» EXCERPT

Among last week's digital music news was the item that seminal hard rock band AC/DC has taken a tentative step on the information highway (as opposed to that other highway). AC/DC's deal with Verizon was notable because the band chose to bypass industry leader iTunes, and because the band is selling only complete albums (for $12 apiece--higher than the current price of their CDs on Amazon!) rather than individual singles. Another oddity: most of AC/DC's catalog will be not be downloadable over-the-air to Verizon phones; instead, users will have to download the albums to their PC first, then transfer them. (The sole exception is the song "You Shook Me All Night Long," which is probably the one track that most non-AC/DC fans have heard and might be willing to download.)
Something about this story sounded familiar, so I did some digging. Sure enough, AC/DC helped Microsoft launch its MSN Music download service by offering a similar exclusive nearly three years ago. That deal was also for albums only. But the MSN Music download service was a casualty of the company's Zune initiative. Instead of making Zune compatible with the PlaysForSure program, which allowed multiple online stores to work with multiple devices, Microsoft followed Apple's model of tying the Zune to a dedicated store, the Zune Marketplace. Microsoft didn't want the cost and complexity of licensing music for two stores, so MSN Music got the axe. Apparently, the AC/DC exclusive went with it.

» Stored data entries

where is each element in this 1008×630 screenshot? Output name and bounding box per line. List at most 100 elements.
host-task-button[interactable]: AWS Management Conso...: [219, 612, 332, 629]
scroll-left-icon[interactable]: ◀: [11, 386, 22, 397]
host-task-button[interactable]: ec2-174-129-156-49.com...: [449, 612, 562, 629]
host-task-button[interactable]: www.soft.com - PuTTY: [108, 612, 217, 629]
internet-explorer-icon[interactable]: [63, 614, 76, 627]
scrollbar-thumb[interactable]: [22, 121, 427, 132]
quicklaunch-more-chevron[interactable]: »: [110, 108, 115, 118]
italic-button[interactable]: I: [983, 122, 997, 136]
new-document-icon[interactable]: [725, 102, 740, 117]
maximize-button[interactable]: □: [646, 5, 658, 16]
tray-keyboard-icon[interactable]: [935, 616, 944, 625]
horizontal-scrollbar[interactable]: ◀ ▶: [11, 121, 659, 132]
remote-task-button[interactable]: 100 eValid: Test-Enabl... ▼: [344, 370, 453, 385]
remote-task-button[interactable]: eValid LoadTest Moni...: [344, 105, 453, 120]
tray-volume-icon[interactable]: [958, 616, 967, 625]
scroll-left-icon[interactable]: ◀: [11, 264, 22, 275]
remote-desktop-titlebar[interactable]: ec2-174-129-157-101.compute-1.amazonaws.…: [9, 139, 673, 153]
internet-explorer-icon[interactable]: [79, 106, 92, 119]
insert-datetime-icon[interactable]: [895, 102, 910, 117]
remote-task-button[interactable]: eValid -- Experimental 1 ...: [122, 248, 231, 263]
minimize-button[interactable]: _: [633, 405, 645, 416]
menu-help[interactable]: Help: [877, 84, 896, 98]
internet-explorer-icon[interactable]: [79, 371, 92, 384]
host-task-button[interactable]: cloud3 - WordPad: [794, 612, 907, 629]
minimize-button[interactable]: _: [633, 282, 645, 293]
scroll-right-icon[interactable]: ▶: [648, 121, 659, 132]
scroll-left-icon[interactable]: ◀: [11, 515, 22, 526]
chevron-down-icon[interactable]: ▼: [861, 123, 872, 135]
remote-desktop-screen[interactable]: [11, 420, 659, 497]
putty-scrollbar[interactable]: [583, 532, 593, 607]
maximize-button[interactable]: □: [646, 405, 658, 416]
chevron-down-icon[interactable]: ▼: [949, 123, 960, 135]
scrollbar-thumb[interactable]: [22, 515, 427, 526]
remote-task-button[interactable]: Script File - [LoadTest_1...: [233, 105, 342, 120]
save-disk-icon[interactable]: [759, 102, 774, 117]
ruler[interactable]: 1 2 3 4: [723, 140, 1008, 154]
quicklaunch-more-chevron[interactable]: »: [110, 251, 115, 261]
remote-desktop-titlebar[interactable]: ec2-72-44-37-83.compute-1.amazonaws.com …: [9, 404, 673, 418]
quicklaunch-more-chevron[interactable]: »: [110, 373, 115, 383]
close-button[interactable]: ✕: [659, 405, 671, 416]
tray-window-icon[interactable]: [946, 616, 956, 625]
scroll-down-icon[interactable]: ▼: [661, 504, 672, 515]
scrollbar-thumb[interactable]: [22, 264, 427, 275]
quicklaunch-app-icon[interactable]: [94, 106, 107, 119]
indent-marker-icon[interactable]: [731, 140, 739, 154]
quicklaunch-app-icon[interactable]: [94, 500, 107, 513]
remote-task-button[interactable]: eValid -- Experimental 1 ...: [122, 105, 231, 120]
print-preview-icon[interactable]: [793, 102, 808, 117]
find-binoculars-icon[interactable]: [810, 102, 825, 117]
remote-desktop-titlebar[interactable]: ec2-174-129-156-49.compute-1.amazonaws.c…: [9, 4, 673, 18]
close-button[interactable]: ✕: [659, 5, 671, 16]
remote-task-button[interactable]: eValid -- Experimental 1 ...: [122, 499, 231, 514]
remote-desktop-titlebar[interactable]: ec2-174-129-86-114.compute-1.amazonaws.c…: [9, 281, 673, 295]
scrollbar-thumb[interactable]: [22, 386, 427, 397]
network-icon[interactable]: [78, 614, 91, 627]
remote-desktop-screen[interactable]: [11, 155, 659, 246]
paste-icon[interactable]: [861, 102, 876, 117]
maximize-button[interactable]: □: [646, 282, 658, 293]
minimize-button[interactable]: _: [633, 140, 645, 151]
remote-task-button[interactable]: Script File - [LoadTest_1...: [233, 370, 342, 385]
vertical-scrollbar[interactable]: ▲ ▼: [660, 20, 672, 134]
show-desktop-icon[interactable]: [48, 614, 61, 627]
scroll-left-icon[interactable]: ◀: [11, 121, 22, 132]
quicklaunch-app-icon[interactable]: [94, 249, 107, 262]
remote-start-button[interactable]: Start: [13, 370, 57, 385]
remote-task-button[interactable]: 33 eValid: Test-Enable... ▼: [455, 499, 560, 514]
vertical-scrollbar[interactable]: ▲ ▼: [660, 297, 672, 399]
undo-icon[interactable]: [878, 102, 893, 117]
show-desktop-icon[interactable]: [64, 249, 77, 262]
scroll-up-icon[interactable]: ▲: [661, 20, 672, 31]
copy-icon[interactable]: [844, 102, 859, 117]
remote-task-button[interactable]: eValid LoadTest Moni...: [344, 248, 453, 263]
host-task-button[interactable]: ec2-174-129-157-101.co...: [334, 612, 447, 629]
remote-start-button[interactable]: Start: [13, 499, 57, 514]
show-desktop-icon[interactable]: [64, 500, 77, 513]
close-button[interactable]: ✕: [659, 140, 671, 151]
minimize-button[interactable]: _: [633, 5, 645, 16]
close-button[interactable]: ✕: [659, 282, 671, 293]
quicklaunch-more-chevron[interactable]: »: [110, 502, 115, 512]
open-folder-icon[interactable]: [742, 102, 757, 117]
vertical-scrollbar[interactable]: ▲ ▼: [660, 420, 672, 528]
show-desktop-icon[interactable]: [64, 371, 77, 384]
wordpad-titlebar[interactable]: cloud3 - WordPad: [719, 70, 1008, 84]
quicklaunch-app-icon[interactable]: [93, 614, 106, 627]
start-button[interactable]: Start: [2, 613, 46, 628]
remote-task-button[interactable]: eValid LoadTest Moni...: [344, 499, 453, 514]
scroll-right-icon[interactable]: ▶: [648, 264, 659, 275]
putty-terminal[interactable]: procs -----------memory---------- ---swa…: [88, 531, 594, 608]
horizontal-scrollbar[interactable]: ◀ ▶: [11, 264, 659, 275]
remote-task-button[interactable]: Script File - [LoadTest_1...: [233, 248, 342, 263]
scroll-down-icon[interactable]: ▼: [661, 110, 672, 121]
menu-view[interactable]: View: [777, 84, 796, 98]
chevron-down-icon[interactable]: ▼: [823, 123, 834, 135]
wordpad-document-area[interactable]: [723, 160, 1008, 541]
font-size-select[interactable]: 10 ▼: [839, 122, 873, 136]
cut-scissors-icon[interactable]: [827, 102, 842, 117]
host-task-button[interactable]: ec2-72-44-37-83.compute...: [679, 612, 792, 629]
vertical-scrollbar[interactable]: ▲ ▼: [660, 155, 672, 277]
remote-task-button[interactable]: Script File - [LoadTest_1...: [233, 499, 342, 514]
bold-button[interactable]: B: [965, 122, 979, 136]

» INSTRUCTIONS
A – In the passage on AC/DC's digital music deals, what price does the band charge for each album through Verizon?
B – Extend the passage on AC/DC's digital music deals, beginning after its final sentence.
The items are not required for this work.

» EXPECTED RESPONSES
A – $12 per album.

B –
More exciting was the still-unconfirmed report that Led Zeppelin will be offering a new greatest hits collection, Mothership via iTunes. The Zep has never approved its music for digital download, although you could always find it via unapproved sites like MP3Sparks (the replacement for AllofMP3.com, which was shut down by the Russian government earlier this year).
Even more interesting, however, was the revelation of a new official band site, LedZeppelin.com. (The old familiar Led-Zeppelin.com is still up.) There's nothing there today except for the four logos from the band's fourth album, the release date of Mothership...and a link to sign up for updates. What sort of updates could they possibly deem important enough to create an e-mail list? Most fans already ahve all their albums or one of their earlier hits collections, and if we (yes, I'm a fan) really want this one, we know when it's coming out. Could the band be planning that long-rumored reunion tour with their original drummer's son? I can just imagine their reaction to the recent Police tour: "Those guys got $225 a ticket?"
The Russian government has agreed to shut down Web site AllofMP3, which offers downloadable MP3 songs for a significant discount--20 cents per song or less--compared with stores such as Apple's iTunes.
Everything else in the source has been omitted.